> **The task**
Select, from the data, each line where "values" occurs.
Begin Given data
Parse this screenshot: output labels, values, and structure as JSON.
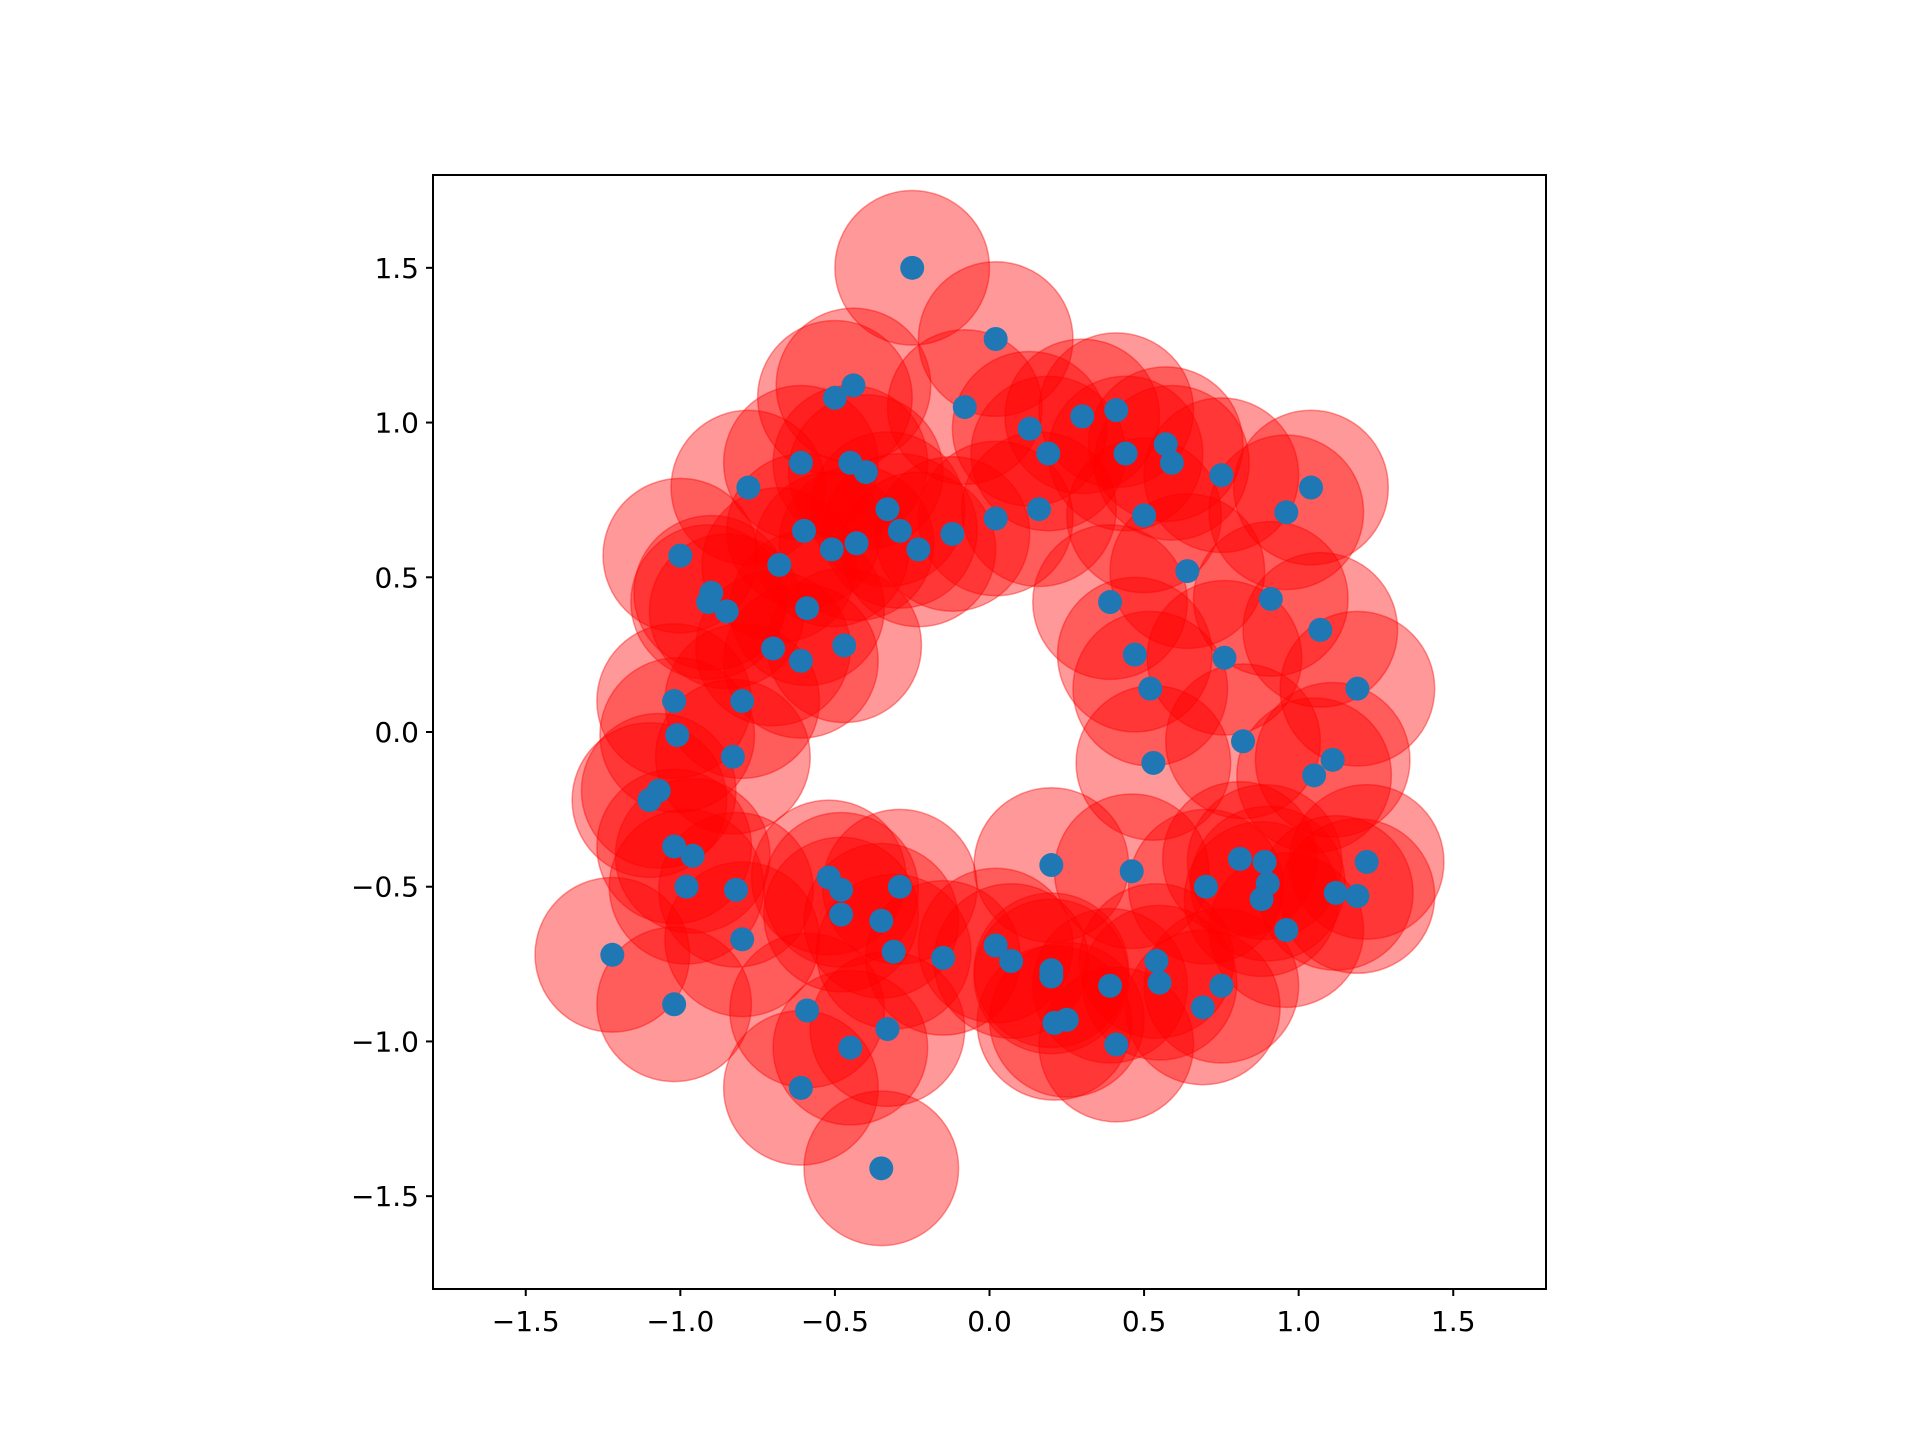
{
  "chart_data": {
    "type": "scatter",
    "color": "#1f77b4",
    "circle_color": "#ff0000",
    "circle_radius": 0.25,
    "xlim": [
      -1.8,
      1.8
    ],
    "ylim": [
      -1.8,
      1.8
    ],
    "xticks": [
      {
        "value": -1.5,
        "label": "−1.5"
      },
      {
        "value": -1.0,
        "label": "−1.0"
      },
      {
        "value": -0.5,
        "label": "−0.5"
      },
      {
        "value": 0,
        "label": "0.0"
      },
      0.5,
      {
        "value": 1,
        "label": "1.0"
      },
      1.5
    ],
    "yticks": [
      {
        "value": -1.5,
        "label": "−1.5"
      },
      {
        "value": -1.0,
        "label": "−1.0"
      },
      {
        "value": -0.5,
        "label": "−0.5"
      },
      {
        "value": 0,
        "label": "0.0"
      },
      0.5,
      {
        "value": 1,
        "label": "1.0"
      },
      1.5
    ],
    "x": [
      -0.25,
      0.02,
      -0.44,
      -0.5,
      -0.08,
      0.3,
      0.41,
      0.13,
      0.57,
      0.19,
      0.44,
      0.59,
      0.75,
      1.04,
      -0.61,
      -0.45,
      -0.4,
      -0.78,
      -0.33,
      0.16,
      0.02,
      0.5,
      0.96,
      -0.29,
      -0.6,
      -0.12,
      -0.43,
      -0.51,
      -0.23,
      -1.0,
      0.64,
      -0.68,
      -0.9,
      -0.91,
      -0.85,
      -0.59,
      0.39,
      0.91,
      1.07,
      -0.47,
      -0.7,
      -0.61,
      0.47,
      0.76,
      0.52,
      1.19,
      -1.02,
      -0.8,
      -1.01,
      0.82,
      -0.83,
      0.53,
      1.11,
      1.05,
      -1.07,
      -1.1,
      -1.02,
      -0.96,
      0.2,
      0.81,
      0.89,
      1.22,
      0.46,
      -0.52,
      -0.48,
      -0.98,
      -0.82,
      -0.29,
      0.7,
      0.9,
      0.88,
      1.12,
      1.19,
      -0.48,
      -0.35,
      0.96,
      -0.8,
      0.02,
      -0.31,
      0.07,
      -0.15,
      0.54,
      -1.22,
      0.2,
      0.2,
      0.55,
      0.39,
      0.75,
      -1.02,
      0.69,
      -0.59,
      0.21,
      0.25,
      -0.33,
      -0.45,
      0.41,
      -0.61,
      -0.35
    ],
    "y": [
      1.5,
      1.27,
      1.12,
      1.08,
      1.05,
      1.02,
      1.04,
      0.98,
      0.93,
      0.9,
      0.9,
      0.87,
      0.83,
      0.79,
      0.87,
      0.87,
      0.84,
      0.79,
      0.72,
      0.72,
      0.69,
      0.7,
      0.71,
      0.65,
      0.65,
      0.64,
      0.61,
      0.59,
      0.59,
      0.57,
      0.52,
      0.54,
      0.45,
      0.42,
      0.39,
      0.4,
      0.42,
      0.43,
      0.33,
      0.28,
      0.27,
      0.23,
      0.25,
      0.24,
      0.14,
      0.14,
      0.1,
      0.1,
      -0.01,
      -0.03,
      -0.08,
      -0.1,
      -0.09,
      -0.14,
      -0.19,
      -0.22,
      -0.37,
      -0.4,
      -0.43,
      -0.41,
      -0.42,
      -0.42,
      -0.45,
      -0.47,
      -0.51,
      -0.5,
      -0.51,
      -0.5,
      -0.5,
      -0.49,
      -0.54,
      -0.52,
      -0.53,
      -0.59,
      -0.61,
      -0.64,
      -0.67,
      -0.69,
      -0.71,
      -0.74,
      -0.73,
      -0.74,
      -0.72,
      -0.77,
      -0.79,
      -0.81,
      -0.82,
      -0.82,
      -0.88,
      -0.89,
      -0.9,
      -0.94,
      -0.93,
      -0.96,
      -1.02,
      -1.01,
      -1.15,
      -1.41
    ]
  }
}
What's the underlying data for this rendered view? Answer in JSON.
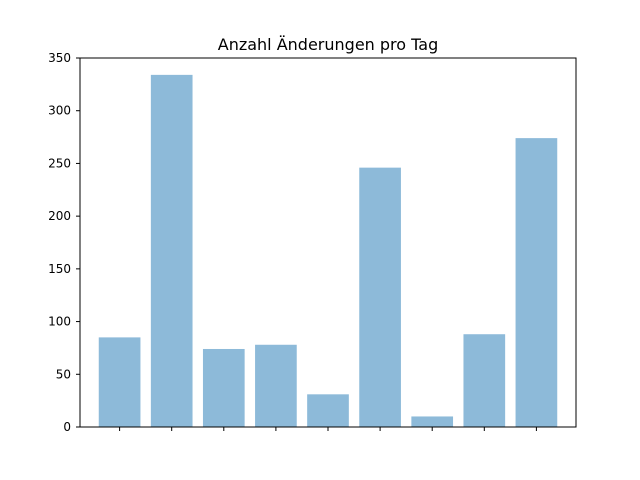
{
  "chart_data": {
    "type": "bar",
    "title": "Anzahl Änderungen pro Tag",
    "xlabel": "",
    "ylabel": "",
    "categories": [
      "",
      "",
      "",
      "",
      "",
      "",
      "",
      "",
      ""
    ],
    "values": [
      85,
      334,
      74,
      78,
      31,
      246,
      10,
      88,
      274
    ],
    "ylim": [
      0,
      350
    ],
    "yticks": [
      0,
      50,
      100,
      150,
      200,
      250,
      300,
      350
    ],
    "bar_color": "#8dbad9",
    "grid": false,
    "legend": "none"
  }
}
End Given data
> **Answer to this exercise**
Parse this screenshot: output labels, values, and structure as JSON.
    "values": [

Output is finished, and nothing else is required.